Task requirements: Return all the entries exactly, keeping pictures out.

Material for the task:
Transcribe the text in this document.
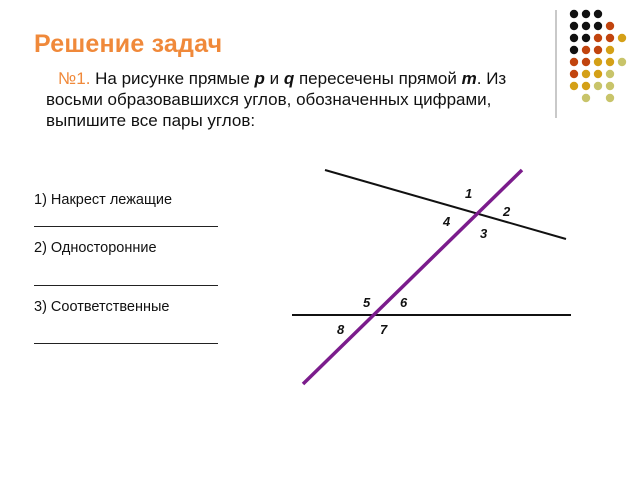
Решение задач
№1. На рисунке прямые p и q пересечены прямой m. Из восьми образовавшихся углов, обозначенных цифрами, выпишите все пары углов:
1) Накрест лежащие
2) Односторонние
3) Соответственные
1
2
3
4
5 6
7
8
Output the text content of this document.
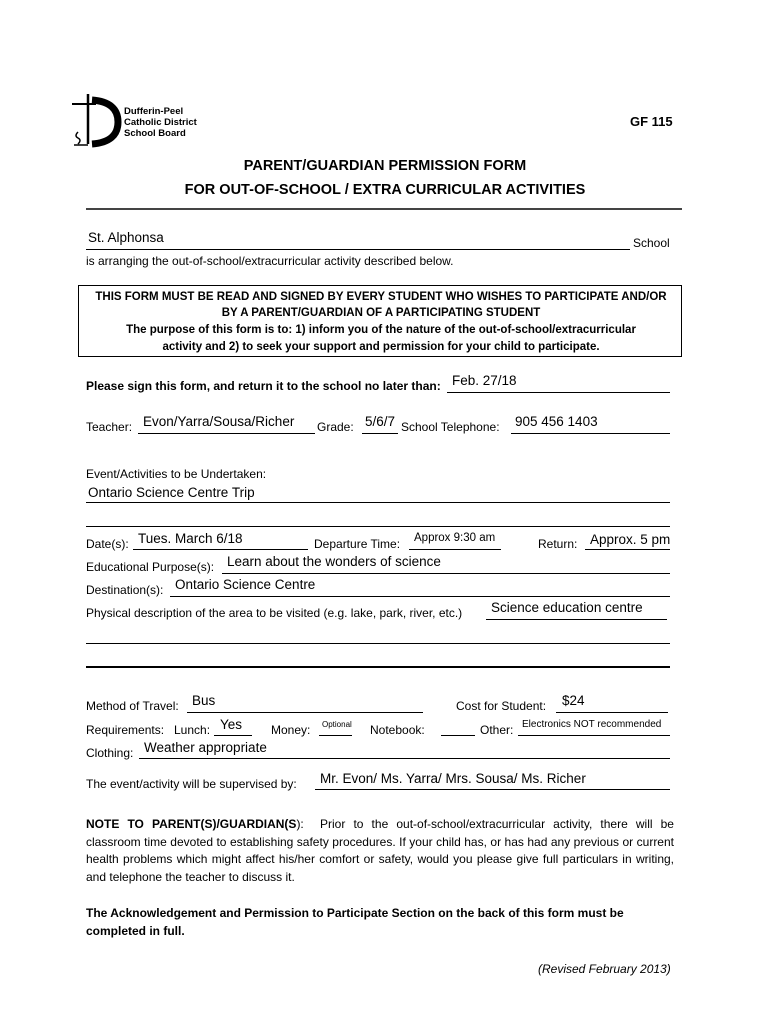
Dufferin-Peel
Catholic District
School Board
GF 115
PARENT/GUARDIAN PERMISSION FORM
FOR OUT-OF-SCHOOL / EXTRA CURRICULAR ACTIVITIES
St. Alphonsa	School
is arranging the out-of-school/extracurricular activity described below.
THIS FORM MUST BE READ AND SIGNED BY EVERY STUDENT WHO WISHES TO PARTICIPATE AND/OR
BY A PARENT/GUARDIAN OF A PARTICIPATING STUDENT
The purpose of this form is to: 1) inform you of the nature of the out-of-school/extracurricular
activity and 2) to seek your support and permission for your child to participate.
Please sign this form, and return it to the school no later than: Feb. 27/18
Teacher: Evon/Yarra/Sousa/Richer Grade: 5/6/7 School Telephone: 905 456 1403
Event/Activities to be Undertaken:
Ontario Science Centre Trip
Date(s): Tues. March 6/18	Departure Time: Approx 9:30 am	Return: Approx. 5 pm
Educational Purpose(s): Learn about the wonders of science
Destination(s): Ontario Science Centre
Physical description of the area to be visited (e.g. lake, park, river, etc.) Science education centre
Method of Travel: Bus	Cost for Student: $24
Requirements: Lunch: Yes Money: Optional Notebook:	Other: Electronics NOT recommended
Clothing: Weather appropriate
The event/activity will be supervised by: Mr. Evon/ Ms. Yarra/ Mrs. Sousa/ Ms. Richer
NOTE TO PARENT(S)/GUARDIAN(S): Prior to the out-of-school/extracurricular activity, there will be classroom time devoted to establishing safety procedures. If your child has, or has had any previous or current health problems which might affect his/her comfort or safety, would you please give full particulars in writing, and telephone the teacher to discuss it.
The Acknowledgement and Permission to Participate Section on the back of this form must be completed in full.
(Revised February 2013)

Solution for this problem:
Transcribe the text in this document.
Решение задач
№1. На рисунке прямые p и q пересечены прямой m. Из восьми образовавшихся углов, обозначенных цифрами, выпишите все пары углов:
1) Накрест лежащие
2) Односторонние
3) Соответственные
1
2
3
4
5 6
7
8
Output the text content of this document.
Dufferin-Peel
Catholic District
School Board
GF 115
PARENT/GUARDIAN PERMISSION FORM
FOR OUT-OF-SCHOOL / EXTRA CURRICULAR ACTIVITIES
St. Alphonsa	School
is arranging the out-of-school/extracurricular activity described below.
THIS FORM MUST BE READ AND SIGNED BY EVERY STUDENT WHO WISHES TO PARTICIPATE AND/OR
BY A PARENT/GUARDIAN OF A PARTICIPATING STUDENT
The purpose of this form is to: 1) inform you of the nature of the out-of-school/extracurricular
activity and 2) to seek your support and permission for your child to participate.
Please sign this form, and return it to the school no later than: Feb. 27/18
Teacher: Evon/Yarra/Sousa/Richer Grade: 5/6/7 School Telephone: 905 456 1403
Event/Activities to be Undertaken:
Ontario Science Centre Trip
Date(s): Tues. March 6/18	Departure Time: Approx 9:30 am	Return: Approx. 5 pm
Educational Purpose(s): Learn about the wonders of science
Destination(s): Ontario Science Centre
Physical description of the area to be visited (e.g. lake, park, river, etc.) Science education centre
Method of Travel: Bus	Cost for Student: $24
Requirements: Lunch: Yes Money: Optional Notebook:	Other: Electronics NOT recommended
Clothing: Weather appropriate
The event/activity will be supervised by: Mr. Evon/ Ms. Yarra/ Mrs. Sousa/ Ms. Richer
NOTE TO PARENT(S)/GUARDIAN(S): Prior to the out-of-school/extracurricular activity, there will be classroom time devoted to establishing safety procedures. If your child has, or has had any previous or current health problems which might affect his/her comfort or safety, would you please give full particulars in writing, and telephone the teacher to discuss it.
The Acknowledgement and Permission to Participate Section on the back of this form must be completed in full.
(Revised February 2013)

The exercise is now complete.